--- OBJECTIVE ---
In the listing below, locate the lines that hold "homecity" and copy them.

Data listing
┏━━

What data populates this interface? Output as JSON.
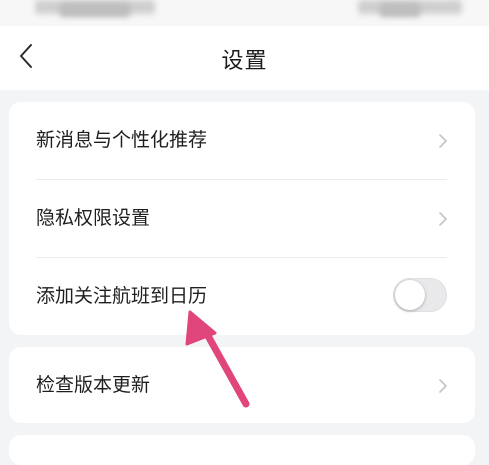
{
  "header": {
    "title": "设置"
  },
  "settings_group_1": {
    "items": [
      {
        "label": "新消息与个性化推荐"
      },
      {
        "label": "隐私权限设置"
      },
      {
        "label": "添加关注航班到日历",
        "toggle_on": false
      }
    ]
  },
  "settings_group_2": {
    "items": [
      {
        "label": "检查版本更新"
      }
    ]
  },
  "colors": {
    "annotation_arrow": "#e0457b",
    "toggle_off_track": "#e9e9eb",
    "page_background": "#f3f4f6"
  },
  "icons": {
    "back": "chevron-left-icon",
    "row_chevron": "chevron-right-icon"
  }
}
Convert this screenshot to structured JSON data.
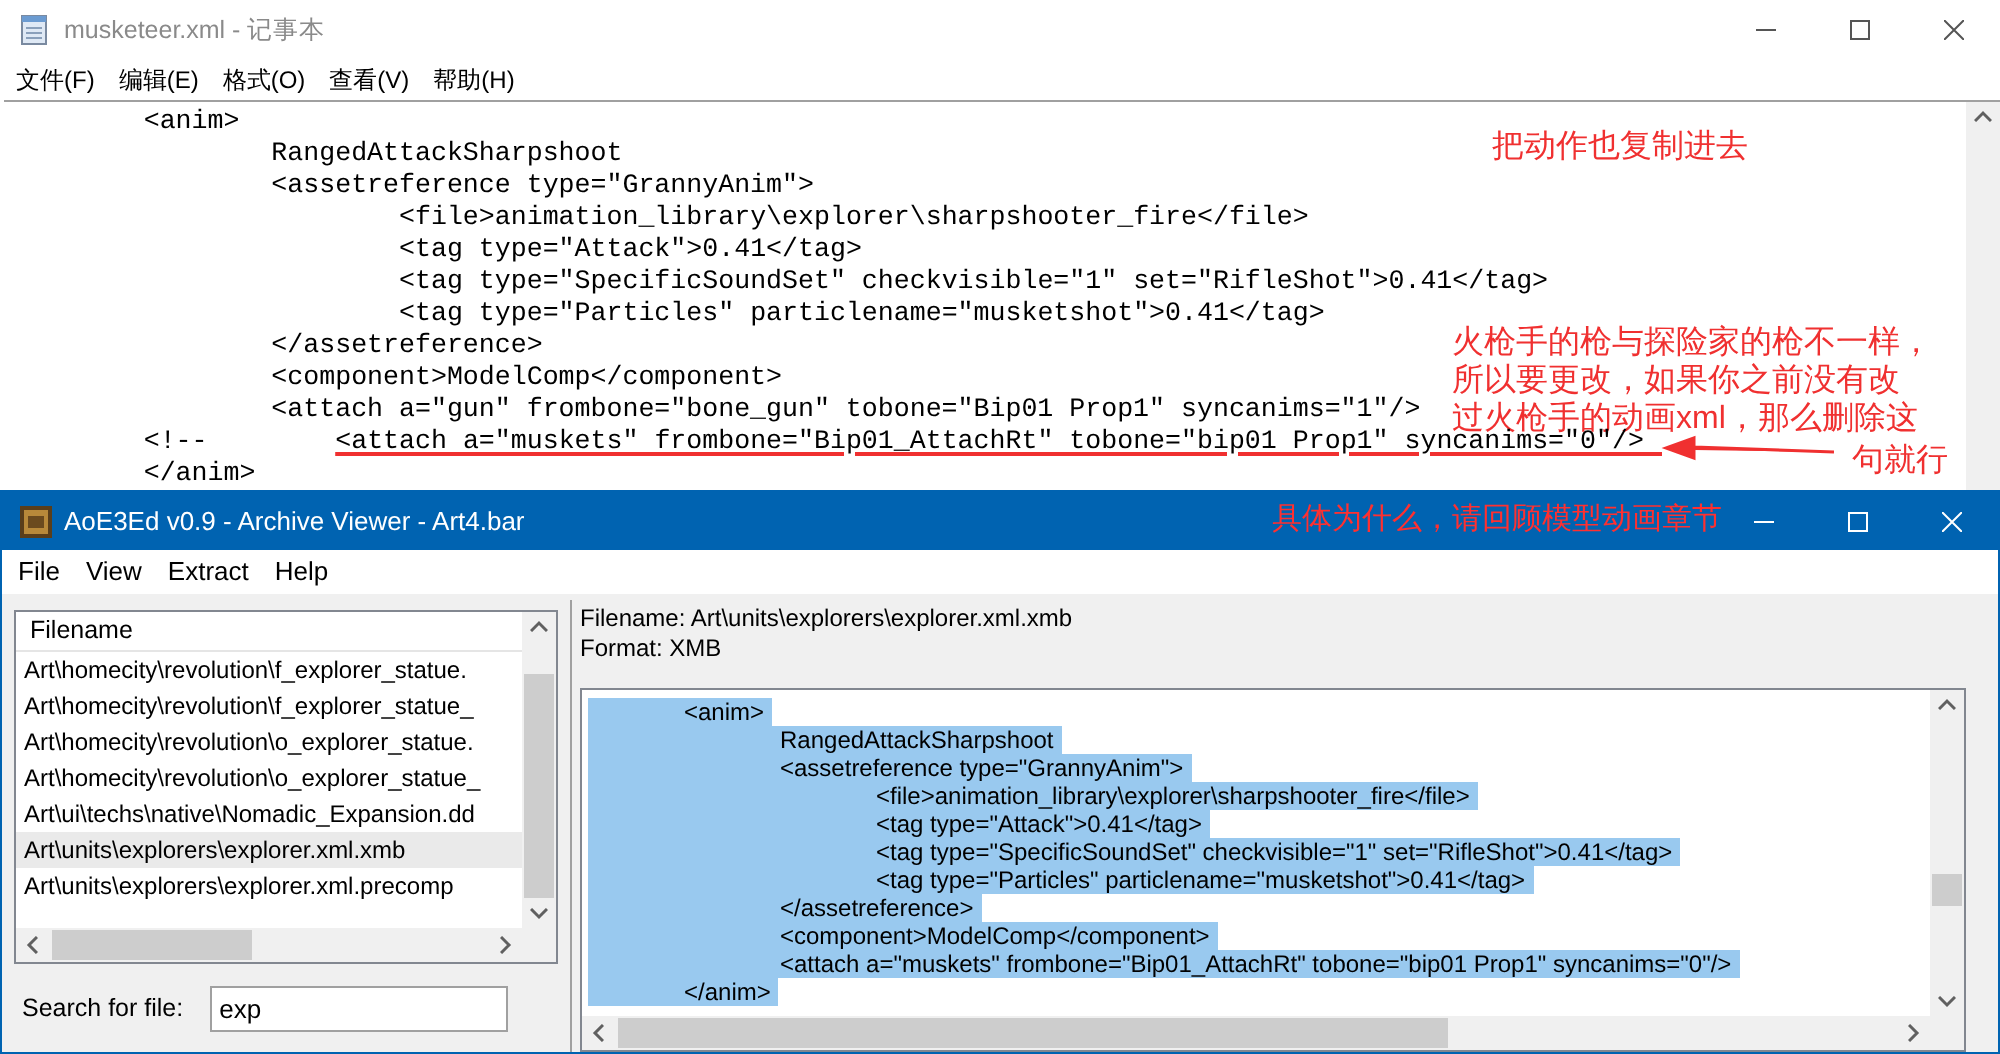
{
  "notepad": {
    "title": "musketeer.xml - 记事本",
    "menu": [
      "文件(F)",
      "编辑(E)",
      "格式(O)",
      "查看(V)",
      "帮助(H)"
    ],
    "lines": [
      {
        "text": "\t<anim>",
        "struck": false
      },
      {
        "text": "\t\tRangedAttackSharpshoot",
        "struck": false
      },
      {
        "text": "\t\t<assetreference type=\"GrannyAnim\">",
        "struck": false
      },
      {
        "text": "\t\t\t<file>animation_library\\explorer\\sharpshooter_fire</file>",
        "struck": false
      },
      {
        "text": "\t\t\t<tag type=\"Attack\">0.41</tag>",
        "struck": false
      },
      {
        "text": "\t\t\t<tag type=\"SpecificSoundSet\" checkvisible=\"1\" set=\"RifleShot\">0.41</tag>",
        "struck": false
      },
      {
        "text": "\t\t\t<tag type=\"Particles\" particlename=\"musketshot\">0.41</tag>",
        "struck": false
      },
      {
        "text": "\t\t</assetreference>",
        "struck": false
      },
      {
        "text": "\t\t<component>ModelComp</component>",
        "struck": false
      },
      {
        "text": "\t\t<attach a=\"gun\" frombone=\"bone_gun\" tobone=\"Bip01 Prop1\" syncanims=\"1\"/>",
        "struck": false
      },
      {
        "parts": [
          {
            "text": "\t<!--",
            "struck": false
          },
          {
            "text": "\t<attach a=\"muskets\" frombone=\"Bip01_AttachRt\" tobone=\"bip01 Prop1\" syncanims=\"0\"/>",
            "struck": true
          }
        ]
      },
      {
        "text": "\t</anim>",
        "struck": false
      }
    ]
  },
  "archive_viewer": {
    "title": "AoE3Ed v0.9 - Archive Viewer - Art4.bar",
    "menu": [
      "File",
      "View",
      "Extract",
      "Help"
    ],
    "file_list": {
      "column": "Filename",
      "rows": [
        {
          "name": "Art\\homecity\\revolution\\f_explorer_statue.",
          "selected": false
        },
        {
          "name": "Art\\homecity\\revolution\\f_explorer_statue_",
          "selected": false
        },
        {
          "name": "Art\\homecity\\revolution\\o_explorer_statue.",
          "selected": false
        },
        {
          "name": "Art\\homecity\\revolution\\o_explorer_statue_",
          "selected": false
        },
        {
          "name": "Art\\ui\\techs\\native\\Nomadic_Expansion.dd",
          "selected": false
        },
        {
          "name": "Art\\units\\explorers\\explorer.xml.xmb",
          "selected": true
        },
        {
          "name": "Art\\units\\explorers\\explorer.xml.precomp",
          "selected": false
        }
      ]
    },
    "search": {
      "label": "Search for file:",
      "value": "exp"
    },
    "info": [
      "Filename: Art\\units\\explorers\\explorer.xml.xmb",
      "Format: XMB"
    ],
    "viewer": {
      "selected": true,
      "lines": [
        "\t<anim>",
        "\t\tRangedAttackSharpshoot",
        "\t\t<assetreference type=\"GrannyAnim\">",
        "\t\t\t<file>animation_library\\explorer\\sharpshooter_fire</file>",
        "\t\t\t<tag type=\"Attack\">0.41</tag>",
        "\t\t\t<tag type=\"SpecificSoundSet\" checkvisible=\"1\" set=\"RifleShot\">0.41</tag>",
        "\t\t\t<tag type=\"Particles\" particlename=\"musketshot\">0.41</tag>",
        "\t\t</assetreference>",
        "\t\t<component>ModelComp</component>",
        "\t\t<attach a=\"muskets\" frombone=\"Bip01_AttachRt\" tobone=\"bip01 Prop1\" syncanims=\"0\"/>",
        "\t</anim>"
      ]
    }
  },
  "annotations": [
    {
      "kind": "top",
      "text": "把动作也复制进去"
    },
    {
      "kind": "side",
      "lines": [
        "火枪手的枪与探险家的枪不一样，",
        "所以要更改，如果你之前没有改",
        "过火枪手的动画xml，那么删除这"
      ]
    },
    {
      "kind": "tail",
      "text": "句就行"
    },
    {
      "kind": "title",
      "text": "具体为什么，请回顾模型动画章节"
    }
  ]
}
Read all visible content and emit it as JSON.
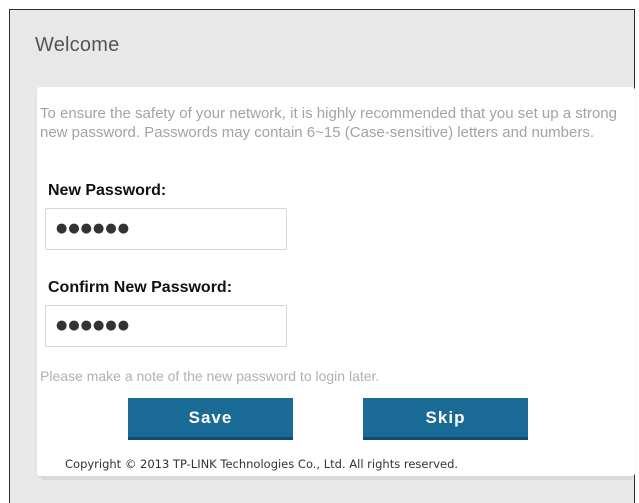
{
  "header": {
    "title": "Welcome"
  },
  "form": {
    "notice": "To ensure the safety of your network, it is highly recommended that you set up a strong new password. Passwords may contain 6~15 (Case-sensitive) letters and numbers.",
    "new_password_label": "New Password:",
    "new_password_value": "●●●●●●",
    "confirm_password_label": "Confirm New Password:",
    "confirm_password_value": "●●●●●●",
    "hint": "Please make a note of the new password to login later."
  },
  "actions": {
    "save_label": "Save",
    "skip_label": "Skip"
  },
  "footer": {
    "copyright": "Copyright © 2013 TP-LINK Technologies Co., Ltd. All rights reserved."
  },
  "colors": {
    "button": "#1a6a96",
    "panel_background": "#e8e8e8"
  }
}
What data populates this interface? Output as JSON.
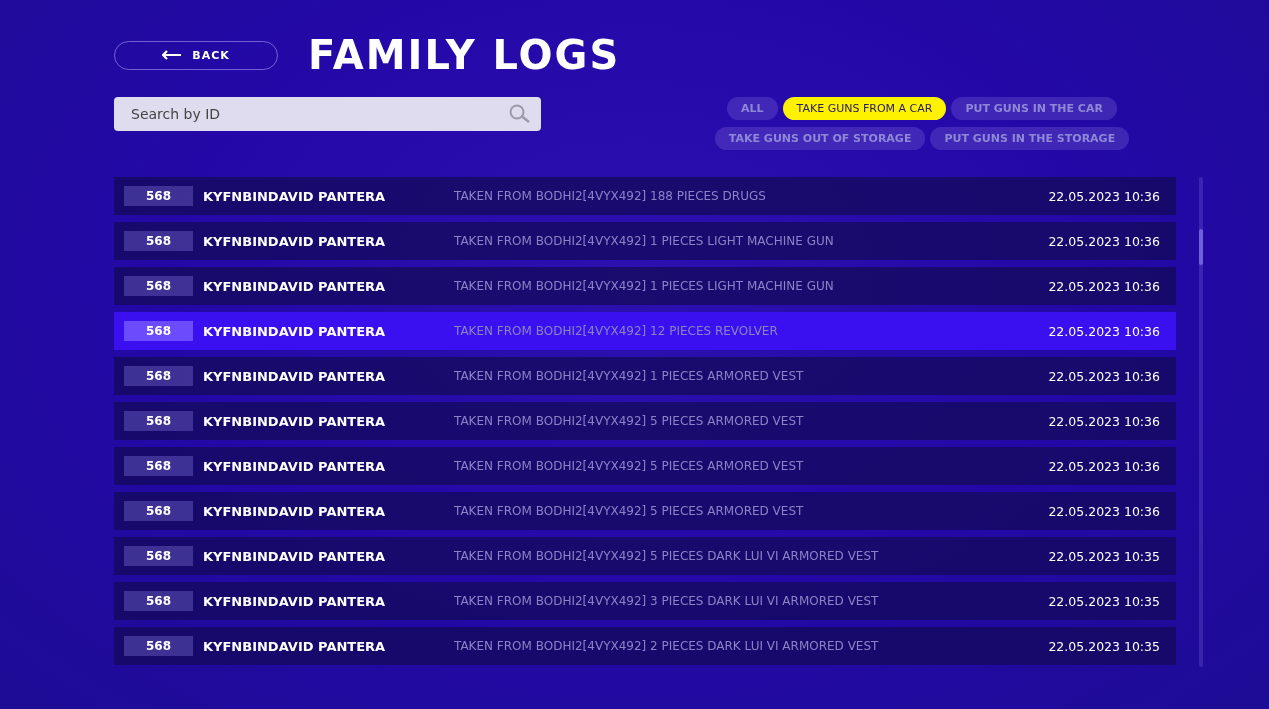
{
  "back_button": {
    "label": "BACK"
  },
  "title": "FAMILY LOGS",
  "search": {
    "placeholder": "Search by ID"
  },
  "filters": [
    {
      "label": "ALL",
      "selected": false
    },
    {
      "label": "TAKE GUNS FROM A CAR",
      "selected": true
    },
    {
      "label": "PUT GUNS IN THE CAR",
      "selected": false
    },
    {
      "label": "TAKE GUNS OUT OF STORAGE",
      "selected": false
    },
    {
      "label": "PUT GUNS IN THE STORAGE",
      "selected": false
    }
  ],
  "logs": [
    {
      "id": "568",
      "name": "KYFNBINDAVID PANTERA",
      "action": "TAKEN FROM BODHI2[4VYX492] 188 PIECES DRUGS",
      "time": "22.05.2023 10:36",
      "selected": false
    },
    {
      "id": "568",
      "name": "KYFNBINDAVID PANTERA",
      "action": "TAKEN FROM BODHI2[4VYX492] 1 PIECES LIGHT MACHINE GUN",
      "time": "22.05.2023 10:36",
      "selected": false
    },
    {
      "id": "568",
      "name": "KYFNBINDAVID PANTERA",
      "action": "TAKEN FROM BODHI2[4VYX492] 1 PIECES LIGHT MACHINE GUN",
      "time": "22.05.2023 10:36",
      "selected": false
    },
    {
      "id": "568",
      "name": "KYFNBINDAVID PANTERA",
      "action": "TAKEN FROM BODHI2[4VYX492] 12 PIECES REVOLVER",
      "time": "22.05.2023 10:36",
      "selected": true
    },
    {
      "id": "568",
      "name": "KYFNBINDAVID PANTERA",
      "action": "TAKEN FROM BODHI2[4VYX492] 1 PIECES ARMORED VEST",
      "time": "22.05.2023 10:36",
      "selected": false
    },
    {
      "id": "568",
      "name": "KYFNBINDAVID PANTERA",
      "action": "TAKEN FROM BODHI2[4VYX492] 5 PIECES ARMORED VEST",
      "time": "22.05.2023 10:36",
      "selected": false
    },
    {
      "id": "568",
      "name": "KYFNBINDAVID PANTERA",
      "action": "TAKEN FROM BODHI2[4VYX492] 5 PIECES ARMORED VEST",
      "time": "22.05.2023 10:36",
      "selected": false
    },
    {
      "id": "568",
      "name": "KYFNBINDAVID PANTERA",
      "action": "TAKEN FROM BODHI2[4VYX492] 5 PIECES ARMORED VEST",
      "time": "22.05.2023 10:36",
      "selected": false
    },
    {
      "id": "568",
      "name": "KYFNBINDAVID PANTERA",
      "action": "TAKEN FROM BODHI2[4VYX492] 5 PIECES DARK LUI VI ARMORED VEST",
      "time": "22.05.2023 10:35",
      "selected": false
    },
    {
      "id": "568",
      "name": "KYFNBINDAVID PANTERA",
      "action": "TAKEN FROM BODHI2[4VYX492] 3 PIECES DARK LUI VI ARMORED VEST",
      "time": "22.05.2023 10:35",
      "selected": false
    },
    {
      "id": "568",
      "name": "KYFNBINDAVID PANTERA",
      "action": "TAKEN FROM BODHI2[4VYX492] 2 PIECES DARK LUI VI ARMORED VEST",
      "time": "22.05.2023 10:35",
      "selected": false
    }
  ]
}
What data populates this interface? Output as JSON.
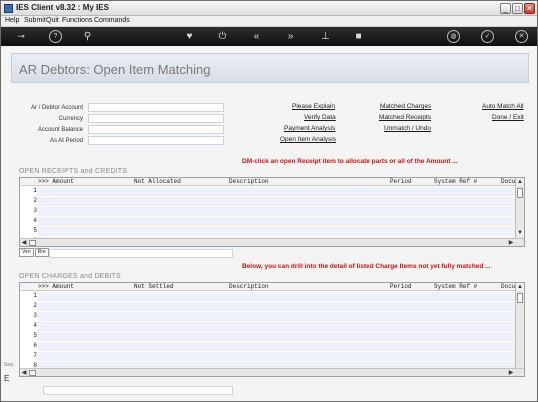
{
  "window": {
    "title": "IES Client v8.32 : My IES",
    "min": "_",
    "max": "□",
    "close": "✕"
  },
  "menu": [
    "Help",
    "Submit",
    "Quit",
    "Functions",
    "Commands"
  ],
  "toolbar_icons": [
    "key-icon",
    "help-icon",
    "search-icon",
    "heart-icon",
    "power-icon",
    "rewind-icon",
    "fast-forward-icon",
    "bookmark-icon",
    "stop-icon",
    "globe-icon",
    "check-icon",
    "close-icon"
  ],
  "page": {
    "title": "AR Debtors: Open Item Matching"
  },
  "fields": [
    {
      "label": "Ar / Debtor Account",
      "value": ""
    },
    {
      "label": "Currency",
      "value": ""
    },
    {
      "label": "Account Balance",
      "value": ""
    },
    {
      "label": "As At Period",
      "value": ""
    }
  ],
  "links": {
    "col1": [
      "Please Explain",
      "Verify Data",
      "Payment Analysis",
      "Open Item Analysis"
    ],
    "col2": [
      "Matched Charges",
      "Matched Receipts",
      "Unmatch / Undo"
    ],
    "col3": [
      "Auto Match All",
      "Done / Exit"
    ]
  },
  "hint1": "DM-click an open Receipt item to allocate   parts or all of the Amount ...",
  "hint2": "Below, you can drill into the detail  of listed Charge Items not  yet fully matched ...",
  "receipts": {
    "title": "OPEN RECEIPTS and CREDITS",
    "cols": [
      ">>> Amount",
      "Not Allocated",
      "Description",
      "Period",
      "System Ref #",
      "Docu"
    ],
    "rows": [
      "1",
      "2",
      "3",
      "4",
      "5",
      "6"
    ],
    "tabs": [
      "Ven",
      "Rre"
    ]
  },
  "charges": {
    "title": "OPEN CHARGES and DEBITS",
    "cols": [
      ">>> Amount",
      "Not Settled",
      "Description",
      "Period",
      "System Ref #",
      "Docu"
    ],
    "rows": [
      "1",
      "2",
      "3",
      "4",
      "5",
      "6",
      "7",
      "8"
    ]
  },
  "side": {
    "a": "Seq",
    "b": "E"
  }
}
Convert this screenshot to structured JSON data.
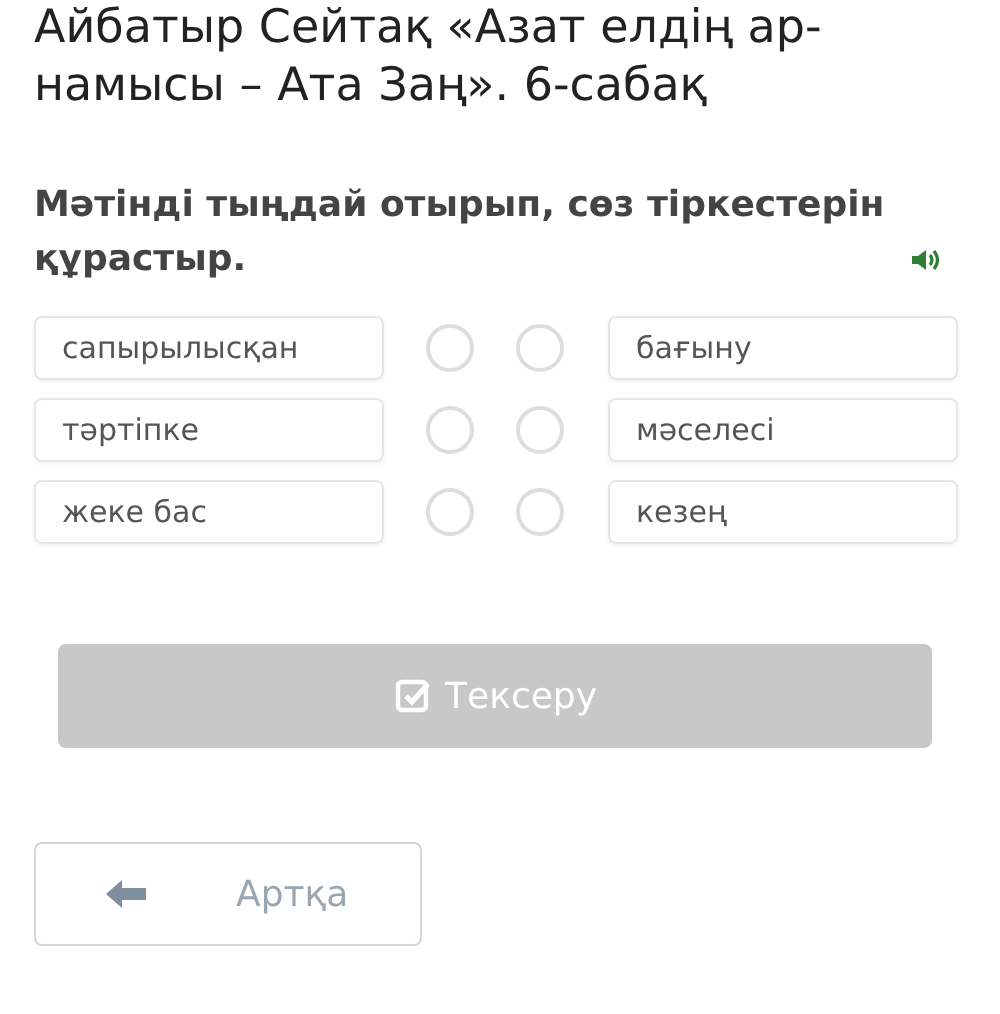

┗━━

--- SOLUTION ---
          "name": "Art\\homecity\\revolution\\f_explorer_statue.",
          "name": "Art\\homecity\\revolution\\f_explorer_statue_",
          "name": "Art\\homecity\\revolution\\o_explorer_statue.",
          "name": "Art\\homecity\\revolution\\o_explorer_statue_",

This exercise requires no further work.